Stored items
## start

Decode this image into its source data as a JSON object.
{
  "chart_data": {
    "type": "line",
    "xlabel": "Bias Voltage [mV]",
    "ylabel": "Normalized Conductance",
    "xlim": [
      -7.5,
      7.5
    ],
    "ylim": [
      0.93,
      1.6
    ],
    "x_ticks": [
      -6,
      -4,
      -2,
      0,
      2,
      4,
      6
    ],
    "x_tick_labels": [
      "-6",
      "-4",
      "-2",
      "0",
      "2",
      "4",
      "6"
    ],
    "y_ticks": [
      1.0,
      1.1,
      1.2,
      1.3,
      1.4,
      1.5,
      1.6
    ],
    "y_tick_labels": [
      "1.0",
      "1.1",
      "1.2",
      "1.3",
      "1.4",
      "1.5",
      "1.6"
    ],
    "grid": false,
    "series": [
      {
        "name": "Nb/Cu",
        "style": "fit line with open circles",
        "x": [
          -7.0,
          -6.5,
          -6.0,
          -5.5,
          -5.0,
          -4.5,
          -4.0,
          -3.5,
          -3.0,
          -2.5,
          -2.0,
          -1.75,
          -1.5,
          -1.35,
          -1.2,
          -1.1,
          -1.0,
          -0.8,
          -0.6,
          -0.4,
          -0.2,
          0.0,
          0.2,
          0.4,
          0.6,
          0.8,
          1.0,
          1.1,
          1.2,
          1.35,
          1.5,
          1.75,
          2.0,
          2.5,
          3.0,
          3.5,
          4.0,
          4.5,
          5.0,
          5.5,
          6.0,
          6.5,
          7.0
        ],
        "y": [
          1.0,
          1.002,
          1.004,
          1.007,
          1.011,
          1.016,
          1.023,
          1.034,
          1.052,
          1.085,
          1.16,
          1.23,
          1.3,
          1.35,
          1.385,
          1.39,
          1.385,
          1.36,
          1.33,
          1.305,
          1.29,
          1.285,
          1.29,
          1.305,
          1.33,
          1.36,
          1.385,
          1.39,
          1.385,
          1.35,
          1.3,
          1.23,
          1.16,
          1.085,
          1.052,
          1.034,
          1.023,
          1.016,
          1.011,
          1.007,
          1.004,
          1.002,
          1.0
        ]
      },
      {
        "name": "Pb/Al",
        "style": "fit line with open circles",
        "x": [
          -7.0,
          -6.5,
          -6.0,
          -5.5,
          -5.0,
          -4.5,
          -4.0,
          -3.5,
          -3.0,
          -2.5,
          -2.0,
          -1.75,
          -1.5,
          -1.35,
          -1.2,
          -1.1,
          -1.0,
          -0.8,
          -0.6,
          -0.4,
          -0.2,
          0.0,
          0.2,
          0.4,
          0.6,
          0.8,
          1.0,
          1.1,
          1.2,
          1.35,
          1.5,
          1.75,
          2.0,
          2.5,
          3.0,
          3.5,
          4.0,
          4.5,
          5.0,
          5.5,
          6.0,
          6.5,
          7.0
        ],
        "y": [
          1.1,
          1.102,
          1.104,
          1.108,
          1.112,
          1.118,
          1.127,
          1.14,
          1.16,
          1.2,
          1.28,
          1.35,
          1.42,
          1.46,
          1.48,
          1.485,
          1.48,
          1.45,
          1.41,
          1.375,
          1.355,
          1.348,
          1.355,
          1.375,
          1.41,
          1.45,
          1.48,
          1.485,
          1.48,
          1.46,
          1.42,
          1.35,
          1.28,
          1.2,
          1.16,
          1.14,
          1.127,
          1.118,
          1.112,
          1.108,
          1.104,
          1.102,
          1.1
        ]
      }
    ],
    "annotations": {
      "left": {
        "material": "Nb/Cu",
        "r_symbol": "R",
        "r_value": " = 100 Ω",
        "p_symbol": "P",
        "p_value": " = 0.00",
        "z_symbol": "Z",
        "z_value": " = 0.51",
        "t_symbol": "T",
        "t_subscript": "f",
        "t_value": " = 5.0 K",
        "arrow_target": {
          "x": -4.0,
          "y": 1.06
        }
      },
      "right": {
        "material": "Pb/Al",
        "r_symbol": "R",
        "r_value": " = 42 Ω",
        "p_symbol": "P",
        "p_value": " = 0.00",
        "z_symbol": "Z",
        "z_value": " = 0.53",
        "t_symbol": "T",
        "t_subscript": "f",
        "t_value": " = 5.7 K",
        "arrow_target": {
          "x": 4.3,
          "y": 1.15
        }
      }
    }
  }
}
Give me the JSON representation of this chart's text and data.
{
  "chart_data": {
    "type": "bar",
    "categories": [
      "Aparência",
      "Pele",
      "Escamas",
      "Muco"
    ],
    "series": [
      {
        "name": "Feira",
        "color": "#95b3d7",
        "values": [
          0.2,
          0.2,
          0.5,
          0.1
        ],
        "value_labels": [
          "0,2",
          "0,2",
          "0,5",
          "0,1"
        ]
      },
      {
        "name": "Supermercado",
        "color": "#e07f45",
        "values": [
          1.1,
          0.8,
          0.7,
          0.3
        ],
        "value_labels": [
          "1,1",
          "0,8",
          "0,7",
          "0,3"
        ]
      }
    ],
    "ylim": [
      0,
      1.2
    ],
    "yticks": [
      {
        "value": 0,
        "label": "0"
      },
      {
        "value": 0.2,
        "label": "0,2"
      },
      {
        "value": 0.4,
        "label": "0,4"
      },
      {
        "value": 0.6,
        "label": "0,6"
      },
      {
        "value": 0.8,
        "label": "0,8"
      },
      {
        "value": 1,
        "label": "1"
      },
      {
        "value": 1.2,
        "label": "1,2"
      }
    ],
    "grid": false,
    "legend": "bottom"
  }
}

## end

* _WHAT IS NEEDED_: Restate the data above word for word, please.

* _THE RESULT_:
Decode this image into its source data as a JSON object.
{
  "chart_data": {
    "type": "line",
    "xlabel": "Bias Voltage [mV]",
    "ylabel": "Normalized Conductance",
    "xlim": [
      -7.5,
      7.5
    ],
    "ylim": [
      0.93,
      1.6
    ],
    "x_ticks": [
      -6,
      -4,
      -2,
      0,
      2,
      4,
      6
    ],
    "x_tick_labels": [
      "-6",
      "-4",
      "-2",
      "0",
      "2",
      "4",
      "6"
    ],
    "y_ticks": [
      1.0,
      1.1,
      1.2,
      1.3,
      1.4,
      1.5,
      1.6
    ],
    "y_tick_labels": [
      "1.0",
      "1.1",
      "1.2",
      "1.3",
      "1.4",
      "1.5",
      "1.6"
    ],
    "grid": false,
    "series": [
      {
        "name": "Nb/Cu",
        "style": "fit line with open circles",
        "x": [
          -7.0,
          -6.5,
          -6.0,
          -5.5,
          -5.0,
          -4.5,
          -4.0,
          -3.5,
          -3.0,
          -2.5,
          -2.0,
          -1.75,
          -1.5,
          -1.35,
          -1.2,
          -1.1,
          -1.0,
          -0.8,
          -0.6,
          -0.4,
          -0.2,
          0.0,
          0.2,
          0.4,
          0.6,
          0.8,
          1.0,
          1.1,
          1.2,
          1.35,
          1.5,
          1.75,
          2.0,
          2.5,
          3.0,
          3.5,
          4.0,
          4.5,
          5.0,
          5.5,
          6.0,
          6.5,
          7.0
        ],
        "y": [
          1.0,
          1.002,
          1.004,
          1.007,
          1.011,
          1.016,
          1.023,
          1.034,
          1.052,
          1.085,
          1.16,
          1.23,
          1.3,
          1.35,
          1.385,
          1.39,
          1.385,
          1.36,
          1.33,
          1.305,
          1.29,
          1.285,
          1.29,
          1.305,
          1.33,
          1.36,
          1.385,
          1.39,
          1.385,
          1.35,
          1.3,
          1.23,
          1.16,
          1.085,
          1.052,
          1.034,
          1.023,
          1.016,
          1.011,
          1.007,
          1.004,
          1.002,
          1.0
        ]
      },
      {
        "name": "Pb/Al",
        "style": "fit line with open circles",
        "x": [
          -7.0,
          -6.5,
          -6.0,
          -5.5,
          -5.0,
          -4.5,
          -4.0,
          -3.5,
          -3.0,
          -2.5,
          -2.0,
          -1.75,
          -1.5,
          -1.35,
          -1.2,
          -1.1,
          -1.0,
          -0.8,
          -0.6,
          -0.4,
          -0.2,
          0.0,
          0.2,
          0.4,
          0.6,
          0.8,
          1.0,
          1.1,
          1.2,
          1.35,
          1.5,
          1.75,
          2.0,
          2.5,
          3.0,
          3.5,
          4.0,
          4.5,
          5.0,
          5.5,
          6.0,
          6.5,
          7.0
        ],
        "y": [
          1.1,
          1.102,
          1.104,
          1.108,
          1.112,
          1.118,
          1.127,
          1.14,
          1.16,
          1.2,
          1.28,
          1.35,
          1.42,
          1.46,
          1.48,
          1.485,
          1.48,
          1.45,
          1.41,
          1.375,
          1.355,
          1.348,
          1.355,
          1.375,
          1.41,
          1.45,
          1.48,
          1.485,
          1.48,
          1.46,
          1.42,
          1.35,
          1.28,
          1.2,
          1.16,
          1.14,
          1.127,
          1.118,
          1.112,
          1.108,
          1.104,
          1.102,
          1.1
        ]
      }
    ],
    "annotations": {
      "left": {
        "material": "Nb/Cu",
        "r_symbol": "R",
        "r_value": " = 100 Ω",
        "p_symbol": "P",
        "p_value": " = 0.00",
        "z_symbol": "Z",
        "z_value": " = 0.51",
        "t_symbol": "T",
        "t_subscript": "f",
        "t_value": " = 5.0 K",
        "arrow_target": {
          "x": -4.0,
          "y": 1.06
        }
      },
      "right": {
        "material": "Pb/Al",
        "r_symbol": "R",
        "r_value": " = 42 Ω",
        "p_symbol": "P",
        "p_value": " = 0.00",
        "z_symbol": "Z",
        "z_value": " = 0.53",
        "t_symbol": "T",
        "t_subscript": "f",
        "t_value": " = 5.7 K",
        "arrow_target": {
          "x": 4.3,
          "y": 1.15
        }
      }
    }
  }
}
Give me the JSON representation of this chart's text and data.
{
  "chart_data": {
    "type": "bar",
    "categories": [
      "Aparência",
      "Pele",
      "Escamas",
      "Muco"
    ],
    "series": [
      {
        "name": "Feira",
        "color": "#95b3d7",
        "values": [
          0.2,
          0.2,
          0.5,
          0.1
        ],
        "value_labels": [
          "0,2",
          "0,2",
          "0,5",
          "0,1"
        ]
      },
      {
        "name": "Supermercado",
        "color": "#e07f45",
        "values": [
          1.1,
          0.8,
          0.7,
          0.3
        ],
        "value_labels": [
          "1,1",
          "0,8",
          "0,7",
          "0,3"
        ]
      }
    ],
    "ylim": [
      0,
      1.2
    ],
    "yticks": [
      {
        "value": 0,
        "label": "0"
      },
      {
        "value": 0.2,
        "label": "0,2"
      },
      {
        "value": 0.4,
        "label": "0,4"
      },
      {
        "value": 0.6,
        "label": "0,6"
      },
      {
        "value": 0.8,
        "label": "0,8"
      },
      {
        "value": 1,
        "label": "1"
      },
      {
        "value": 1.2,
        "label": "1,2"
      }
    ],
    "grid": false,
    "legend": "bottom"
  }
}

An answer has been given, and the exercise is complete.